OBJECTIVE:
Tell how many lines carry the word "this"; the reply is the number and nothing else.

(Stored dataset items)
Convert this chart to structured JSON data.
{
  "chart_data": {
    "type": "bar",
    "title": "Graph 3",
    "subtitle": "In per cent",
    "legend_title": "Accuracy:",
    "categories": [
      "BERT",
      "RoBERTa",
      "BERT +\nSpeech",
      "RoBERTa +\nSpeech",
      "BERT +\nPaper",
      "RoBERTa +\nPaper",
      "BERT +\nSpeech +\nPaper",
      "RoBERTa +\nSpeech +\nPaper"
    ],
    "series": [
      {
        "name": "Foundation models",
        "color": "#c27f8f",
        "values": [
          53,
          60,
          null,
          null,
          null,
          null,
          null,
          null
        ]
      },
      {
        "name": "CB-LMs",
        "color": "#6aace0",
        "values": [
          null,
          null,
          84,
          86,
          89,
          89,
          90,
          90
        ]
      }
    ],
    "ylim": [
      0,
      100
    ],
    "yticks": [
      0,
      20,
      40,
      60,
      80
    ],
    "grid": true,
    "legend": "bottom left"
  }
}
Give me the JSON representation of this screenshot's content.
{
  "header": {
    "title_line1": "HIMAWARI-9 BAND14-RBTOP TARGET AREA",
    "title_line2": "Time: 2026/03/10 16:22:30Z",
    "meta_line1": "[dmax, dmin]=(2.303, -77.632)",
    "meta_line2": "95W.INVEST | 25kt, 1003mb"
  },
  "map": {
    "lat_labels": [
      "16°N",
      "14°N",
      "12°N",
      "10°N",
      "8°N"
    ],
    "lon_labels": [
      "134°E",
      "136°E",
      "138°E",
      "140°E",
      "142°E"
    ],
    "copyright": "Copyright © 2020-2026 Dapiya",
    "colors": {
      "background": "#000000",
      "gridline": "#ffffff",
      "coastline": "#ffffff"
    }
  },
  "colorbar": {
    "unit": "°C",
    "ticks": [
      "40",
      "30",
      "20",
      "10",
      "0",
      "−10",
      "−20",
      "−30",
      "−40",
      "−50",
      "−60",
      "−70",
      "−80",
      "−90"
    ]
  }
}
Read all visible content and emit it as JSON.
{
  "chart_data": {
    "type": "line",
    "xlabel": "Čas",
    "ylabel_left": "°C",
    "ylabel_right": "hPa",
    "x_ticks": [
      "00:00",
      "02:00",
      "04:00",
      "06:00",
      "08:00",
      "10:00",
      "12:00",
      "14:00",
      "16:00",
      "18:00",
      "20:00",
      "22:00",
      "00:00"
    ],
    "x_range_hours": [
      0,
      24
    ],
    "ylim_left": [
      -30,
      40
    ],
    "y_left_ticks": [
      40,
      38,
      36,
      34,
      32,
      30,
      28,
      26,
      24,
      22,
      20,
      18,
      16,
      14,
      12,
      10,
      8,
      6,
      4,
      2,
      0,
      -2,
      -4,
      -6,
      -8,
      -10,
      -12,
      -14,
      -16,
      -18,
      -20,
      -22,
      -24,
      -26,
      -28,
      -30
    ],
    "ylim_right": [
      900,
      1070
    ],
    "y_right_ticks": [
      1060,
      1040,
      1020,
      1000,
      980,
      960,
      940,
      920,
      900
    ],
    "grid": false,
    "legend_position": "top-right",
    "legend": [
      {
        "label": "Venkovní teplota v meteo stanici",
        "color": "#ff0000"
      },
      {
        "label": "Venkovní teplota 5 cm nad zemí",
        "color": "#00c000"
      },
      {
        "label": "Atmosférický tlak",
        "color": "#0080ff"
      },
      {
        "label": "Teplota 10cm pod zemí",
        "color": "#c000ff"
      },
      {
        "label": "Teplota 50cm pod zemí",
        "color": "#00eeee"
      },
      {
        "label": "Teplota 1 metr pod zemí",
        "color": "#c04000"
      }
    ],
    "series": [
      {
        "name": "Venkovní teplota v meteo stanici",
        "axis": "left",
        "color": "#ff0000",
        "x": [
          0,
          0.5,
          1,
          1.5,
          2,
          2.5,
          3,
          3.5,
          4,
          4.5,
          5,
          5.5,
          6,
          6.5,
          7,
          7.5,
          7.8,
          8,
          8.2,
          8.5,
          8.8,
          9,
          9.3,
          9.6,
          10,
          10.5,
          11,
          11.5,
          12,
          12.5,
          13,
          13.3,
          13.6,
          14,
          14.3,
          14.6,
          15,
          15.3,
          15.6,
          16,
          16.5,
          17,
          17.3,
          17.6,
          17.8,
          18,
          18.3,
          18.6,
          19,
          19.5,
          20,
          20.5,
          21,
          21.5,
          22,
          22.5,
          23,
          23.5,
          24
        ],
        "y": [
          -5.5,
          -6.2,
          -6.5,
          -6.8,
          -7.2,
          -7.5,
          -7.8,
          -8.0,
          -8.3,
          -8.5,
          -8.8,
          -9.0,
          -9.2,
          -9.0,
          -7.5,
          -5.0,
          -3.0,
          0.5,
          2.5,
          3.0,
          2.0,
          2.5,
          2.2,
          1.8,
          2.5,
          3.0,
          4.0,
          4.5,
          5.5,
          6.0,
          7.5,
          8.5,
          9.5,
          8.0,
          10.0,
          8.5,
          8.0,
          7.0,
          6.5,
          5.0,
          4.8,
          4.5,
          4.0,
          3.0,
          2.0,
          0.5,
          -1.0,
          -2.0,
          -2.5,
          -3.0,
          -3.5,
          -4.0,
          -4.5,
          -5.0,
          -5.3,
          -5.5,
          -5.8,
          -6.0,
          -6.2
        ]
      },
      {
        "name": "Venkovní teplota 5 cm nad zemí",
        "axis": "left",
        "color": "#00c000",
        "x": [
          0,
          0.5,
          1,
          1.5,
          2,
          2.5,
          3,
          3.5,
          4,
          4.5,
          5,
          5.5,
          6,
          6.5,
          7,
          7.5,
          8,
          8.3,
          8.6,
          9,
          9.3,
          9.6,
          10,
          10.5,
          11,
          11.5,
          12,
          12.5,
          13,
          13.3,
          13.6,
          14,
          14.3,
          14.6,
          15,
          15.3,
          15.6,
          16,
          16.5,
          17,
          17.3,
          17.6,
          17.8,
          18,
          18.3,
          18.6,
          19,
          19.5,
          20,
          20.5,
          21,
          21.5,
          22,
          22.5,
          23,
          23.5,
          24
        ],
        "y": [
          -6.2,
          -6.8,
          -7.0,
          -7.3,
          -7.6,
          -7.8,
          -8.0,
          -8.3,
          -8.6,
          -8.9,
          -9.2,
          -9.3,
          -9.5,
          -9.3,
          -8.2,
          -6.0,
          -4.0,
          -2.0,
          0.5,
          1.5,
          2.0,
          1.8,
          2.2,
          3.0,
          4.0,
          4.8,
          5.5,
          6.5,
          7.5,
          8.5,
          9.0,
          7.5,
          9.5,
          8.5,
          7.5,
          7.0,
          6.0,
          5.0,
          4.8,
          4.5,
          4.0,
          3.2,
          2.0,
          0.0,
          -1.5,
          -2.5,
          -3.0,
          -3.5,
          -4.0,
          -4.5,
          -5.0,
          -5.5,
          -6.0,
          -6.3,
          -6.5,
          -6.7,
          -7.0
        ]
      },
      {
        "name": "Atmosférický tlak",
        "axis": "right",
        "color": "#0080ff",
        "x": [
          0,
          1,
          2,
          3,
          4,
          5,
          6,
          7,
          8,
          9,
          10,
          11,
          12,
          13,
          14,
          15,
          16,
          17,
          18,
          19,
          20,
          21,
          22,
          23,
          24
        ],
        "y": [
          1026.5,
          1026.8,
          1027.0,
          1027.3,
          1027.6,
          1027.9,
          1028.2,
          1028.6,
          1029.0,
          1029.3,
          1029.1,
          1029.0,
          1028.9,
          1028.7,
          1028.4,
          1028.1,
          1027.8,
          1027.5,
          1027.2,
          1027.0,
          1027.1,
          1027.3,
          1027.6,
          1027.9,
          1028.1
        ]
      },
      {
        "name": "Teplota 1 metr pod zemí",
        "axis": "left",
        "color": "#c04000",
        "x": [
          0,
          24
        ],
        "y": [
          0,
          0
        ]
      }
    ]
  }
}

FINAL RESULT:
2